WHAT IS EXPECTED →
Reproduce this listing in full.

MATERIAL PROVIDED →
┌──

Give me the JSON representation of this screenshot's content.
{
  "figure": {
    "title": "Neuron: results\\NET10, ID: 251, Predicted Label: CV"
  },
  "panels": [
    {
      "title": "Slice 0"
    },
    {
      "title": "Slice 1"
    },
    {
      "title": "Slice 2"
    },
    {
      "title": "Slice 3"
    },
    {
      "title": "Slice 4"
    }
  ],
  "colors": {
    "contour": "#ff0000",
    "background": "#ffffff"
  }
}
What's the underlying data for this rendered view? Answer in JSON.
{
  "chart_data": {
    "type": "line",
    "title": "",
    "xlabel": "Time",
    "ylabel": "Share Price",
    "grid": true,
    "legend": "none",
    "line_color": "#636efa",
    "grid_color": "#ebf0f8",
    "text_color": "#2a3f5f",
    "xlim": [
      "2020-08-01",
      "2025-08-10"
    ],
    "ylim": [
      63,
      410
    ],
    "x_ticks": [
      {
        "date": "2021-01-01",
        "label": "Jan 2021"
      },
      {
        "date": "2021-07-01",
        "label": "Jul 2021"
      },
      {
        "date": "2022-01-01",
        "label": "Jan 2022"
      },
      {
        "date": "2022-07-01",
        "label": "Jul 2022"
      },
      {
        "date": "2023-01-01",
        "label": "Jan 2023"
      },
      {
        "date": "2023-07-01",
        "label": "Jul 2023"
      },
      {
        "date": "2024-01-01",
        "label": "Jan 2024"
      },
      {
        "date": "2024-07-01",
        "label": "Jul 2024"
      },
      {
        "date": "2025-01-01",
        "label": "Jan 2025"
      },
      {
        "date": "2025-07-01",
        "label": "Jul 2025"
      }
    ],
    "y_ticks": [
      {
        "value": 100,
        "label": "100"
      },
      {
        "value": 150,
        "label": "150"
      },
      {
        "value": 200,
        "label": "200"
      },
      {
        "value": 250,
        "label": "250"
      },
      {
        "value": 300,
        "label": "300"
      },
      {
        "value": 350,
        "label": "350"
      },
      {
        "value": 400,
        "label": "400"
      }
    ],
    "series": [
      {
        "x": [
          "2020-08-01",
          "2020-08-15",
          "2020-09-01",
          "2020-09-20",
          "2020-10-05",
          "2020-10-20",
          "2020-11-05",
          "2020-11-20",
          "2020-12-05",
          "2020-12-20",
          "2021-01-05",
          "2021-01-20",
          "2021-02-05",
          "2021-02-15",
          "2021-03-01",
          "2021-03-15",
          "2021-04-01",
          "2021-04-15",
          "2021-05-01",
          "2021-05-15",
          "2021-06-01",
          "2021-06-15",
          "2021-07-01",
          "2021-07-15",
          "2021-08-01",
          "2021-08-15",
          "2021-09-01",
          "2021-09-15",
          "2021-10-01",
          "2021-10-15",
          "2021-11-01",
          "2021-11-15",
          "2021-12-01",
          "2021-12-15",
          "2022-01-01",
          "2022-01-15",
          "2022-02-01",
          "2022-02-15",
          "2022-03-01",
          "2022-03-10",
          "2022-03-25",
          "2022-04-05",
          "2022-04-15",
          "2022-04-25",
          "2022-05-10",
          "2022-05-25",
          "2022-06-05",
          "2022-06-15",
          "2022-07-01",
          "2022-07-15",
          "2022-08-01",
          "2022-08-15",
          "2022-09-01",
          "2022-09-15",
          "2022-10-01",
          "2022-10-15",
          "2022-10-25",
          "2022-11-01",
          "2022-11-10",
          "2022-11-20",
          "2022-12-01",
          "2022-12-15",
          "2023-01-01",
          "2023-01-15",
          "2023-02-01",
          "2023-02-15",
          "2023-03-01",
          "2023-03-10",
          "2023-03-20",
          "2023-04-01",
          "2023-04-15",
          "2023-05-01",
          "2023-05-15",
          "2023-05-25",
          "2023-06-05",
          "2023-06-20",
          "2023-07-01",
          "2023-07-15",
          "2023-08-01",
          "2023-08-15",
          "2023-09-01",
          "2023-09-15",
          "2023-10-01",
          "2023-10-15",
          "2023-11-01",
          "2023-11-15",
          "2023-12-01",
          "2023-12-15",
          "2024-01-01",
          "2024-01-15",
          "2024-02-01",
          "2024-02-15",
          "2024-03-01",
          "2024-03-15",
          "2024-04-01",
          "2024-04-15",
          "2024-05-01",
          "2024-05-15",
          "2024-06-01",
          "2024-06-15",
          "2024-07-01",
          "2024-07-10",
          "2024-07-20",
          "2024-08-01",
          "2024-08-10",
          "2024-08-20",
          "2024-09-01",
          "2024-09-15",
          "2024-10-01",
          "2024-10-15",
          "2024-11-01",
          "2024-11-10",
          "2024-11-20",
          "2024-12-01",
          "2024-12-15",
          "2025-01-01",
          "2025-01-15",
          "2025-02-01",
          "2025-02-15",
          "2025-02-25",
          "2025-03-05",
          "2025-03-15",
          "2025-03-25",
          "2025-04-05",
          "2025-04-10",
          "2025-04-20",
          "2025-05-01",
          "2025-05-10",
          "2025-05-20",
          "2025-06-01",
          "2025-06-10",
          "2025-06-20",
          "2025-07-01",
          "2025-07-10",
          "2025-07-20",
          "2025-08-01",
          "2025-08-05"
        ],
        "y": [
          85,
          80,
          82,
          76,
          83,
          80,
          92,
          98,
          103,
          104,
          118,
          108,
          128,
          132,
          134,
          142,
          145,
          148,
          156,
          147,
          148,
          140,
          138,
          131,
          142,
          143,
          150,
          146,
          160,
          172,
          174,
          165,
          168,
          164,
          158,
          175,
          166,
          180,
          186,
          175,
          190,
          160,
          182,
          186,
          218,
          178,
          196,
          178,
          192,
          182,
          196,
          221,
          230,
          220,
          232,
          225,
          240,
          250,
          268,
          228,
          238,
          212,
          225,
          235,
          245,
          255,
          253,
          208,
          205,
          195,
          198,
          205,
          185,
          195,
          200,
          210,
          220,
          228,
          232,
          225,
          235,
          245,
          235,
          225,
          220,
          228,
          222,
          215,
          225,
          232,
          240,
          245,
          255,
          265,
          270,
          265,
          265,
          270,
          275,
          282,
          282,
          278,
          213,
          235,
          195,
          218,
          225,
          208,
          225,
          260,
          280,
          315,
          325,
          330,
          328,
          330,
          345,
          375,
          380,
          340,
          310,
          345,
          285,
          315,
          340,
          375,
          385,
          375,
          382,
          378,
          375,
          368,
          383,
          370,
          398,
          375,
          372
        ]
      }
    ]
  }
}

└──

THE REPLY →
Give me the JSON representation of this screenshot's content.
{
  "figure": {
    "title": "Neuron: results\\NET10, ID: 251, Predicted Label: CV"
  },
  "panels": [
    {
      "title": "Slice 0"
    },
    {
      "title": "Slice 1"
    },
    {
      "title": "Slice 2"
    },
    {
      "title": "Slice 3"
    },
    {
      "title": "Slice 4"
    }
  ],
  "colors": {
    "contour": "#ff0000",
    "background": "#ffffff"
  }
}
What's the underlying data for this rendered view? Answer in JSON.
{
  "chart_data": {
    "type": "line",
    "title": "",
    "xlabel": "Time",
    "ylabel": "Share Price",
    "grid": true,
    "legend": "none",
    "line_color": "#636efa",
    "grid_color": "#ebf0f8",
    "text_color": "#2a3f5f",
    "xlim": [
      "2020-08-01",
      "2025-08-10"
    ],
    "ylim": [
      63,
      410
    ],
    "x_ticks": [
      {
        "date": "2021-01-01",
        "label": "Jan 2021"
      },
      {
        "date": "2021-07-01",
        "label": "Jul 2021"
      },
      {
        "date": "2022-01-01",
        "label": "Jan 2022"
      },
      {
        "date": "2022-07-01",
        "label": "Jul 2022"
      },
      {
        "date": "2023-01-01",
        "label": "Jan 2023"
      },
      {
        "date": "2023-07-01",
        "label": "Jul 2023"
      },
      {
        "date": "2024-01-01",
        "label": "Jan 2024"
      },
      {
        "date": "2024-07-01",
        "label": "Jul 2024"
      },
      {
        "date": "2025-01-01",
        "label": "Jan 2025"
      },
      {
        "date": "2025-07-01",
        "label": "Jul 2025"
      }
    ],
    "y_ticks": [
      {
        "value": 100,
        "label": "100"
      },
      {
        "value": 150,
        "label": "150"
      },
      {
        "value": 200,
        "label": "200"
      },
      {
        "value": 250,
        "label": "250"
      },
      {
        "value": 300,
        "label": "300"
      },
      {
        "value": 350,
        "label": "350"
      },
      {
        "value": 400,
        "label": "400"
      }
    ],
    "series": [
      {
        "x": [
          "2020-08-01",
          "2020-08-15",
          "2020-09-01",
          "2020-09-20",
          "2020-10-05",
          "2020-10-20",
          "2020-11-05",
          "2020-11-20",
          "2020-12-05",
          "2020-12-20",
          "2021-01-05",
          "2021-01-20",
          "2021-02-05",
          "2021-02-15",
          "2021-03-01",
          "2021-03-15",
          "2021-04-01",
          "2021-04-15",
          "2021-05-01",
          "2021-05-15",
          "2021-06-01",
          "2021-06-15",
          "2021-07-01",
          "2021-07-15",
          "2021-08-01",
          "2021-08-15",
          "2021-09-01",
          "2021-09-15",
          "2021-10-01",
          "2021-10-15",
          "2021-11-01",
          "2021-11-15",
          "2021-12-01",
          "2021-12-15",
          "2022-01-01",
          "2022-01-15",
          "2022-02-01",
          "2022-02-15",
          "2022-03-01",
          "2022-03-10",
          "2022-03-25",
          "2022-04-05",
          "2022-04-15",
          "2022-04-25",
          "2022-05-10",
          "2022-05-25",
          "2022-06-05",
          "2022-06-15",
          "2022-07-01",
          "2022-07-15",
          "2022-08-01",
          "2022-08-15",
          "2022-09-01",
          "2022-09-15",
          "2022-10-01",
          "2022-10-15",
          "2022-10-25",
          "2022-11-01",
          "2022-11-10",
          "2022-11-20",
          "2022-12-01",
          "2022-12-15",
          "2023-01-01",
          "2023-01-15",
          "2023-02-01",
          "2023-02-15",
          "2023-03-01",
          "2023-03-10",
          "2023-03-20",
          "2023-04-01",
          "2023-04-15",
          "2023-05-01",
          "2023-05-15",
          "2023-05-25",
          "2023-06-05",
          "2023-06-20",
          "2023-07-01",
          "2023-07-15",
          "2023-08-01",
          "2023-08-15",
          "2023-09-01",
          "2023-09-15",
          "2023-10-01",
          "2023-10-15",
          "2023-11-01",
          "2023-11-15",
          "2023-12-01",
          "2023-12-15",
          "2024-01-01",
          "2024-01-15",
          "2024-02-01",
          "2024-02-15",
          "2024-03-01",
          "2024-03-15",
          "2024-04-01",
          "2024-04-15",
          "2024-05-01",
          "2024-05-15",
          "2024-06-01",
          "2024-06-15",
          "2024-07-01",
          "2024-07-10",
          "2024-07-20",
          "2024-08-01",
          "2024-08-10",
          "2024-08-20",
          "2024-09-01",
          "2024-09-15",
          "2024-10-01",
          "2024-10-15",
          "2024-11-01",
          "2024-11-10",
          "2024-11-20",
          "2024-12-01",
          "2024-12-15",
          "2025-01-01",
          "2025-01-15",
          "2025-02-01",
          "2025-02-15",
          "2025-02-25",
          "2025-03-05",
          "2025-03-15",
          "2025-03-25",
          "2025-04-05",
          "2025-04-10",
          "2025-04-20",
          "2025-05-01",
          "2025-05-10",
          "2025-05-20",
          "2025-06-01",
          "2025-06-10",
          "2025-06-20",
          "2025-07-01",
          "2025-07-10",
          "2025-07-20",
          "2025-08-01",
          "2025-08-05"
        ],
        "y": [
          85,
          80,
          82,
          76,
          83,
          80,
          92,
          98,
          103,
          104,
          118,
          108,
          128,
          132,
          134,
          142,
          145,
          148,
          156,
          147,
          148,
          140,
          138,
          131,
          142,
          143,
          150,
          146,
          160,
          172,
          174,
          165,
          168,
          164,
          158,
          175,
          166,
          180,
          186,
          175,
          190,
          160,
          182,
          186,
          218,
          178,
          196,
          178,
          192,
          182,
          196,
          221,
          230,
          220,
          232,
          225,
          240,
          250,
          268,
          228,
          238,
          212,
          225,
          235,
          245,
          255,
          253,
          208,
          205,
          195,
          198,
          205,
          185,
          195,
          200,
          210,
          220,
          228,
          232,
          225,
          235,
          245,
          235,
          225,
          220,
          228,
          222,
          215,
          225,
          232,
          240,
          245,
          255,
          265,
          270,
          265,
          265,
          270,
          275,
          282,
          282,
          278,
          213,
          235,
          195,
          218,
          225,
          208,
          225,
          260,
          280,
          315,
          325,
          330,
          328,
          330,
          345,
          375,
          380,
          340,
          310,
          345,
          285,
          315,
          340,
          375,
          385,
          375,
          382,
          378,
          375,
          368,
          383,
          370,
          398,
          375,
          372
        ]
      }
    ]
  }
}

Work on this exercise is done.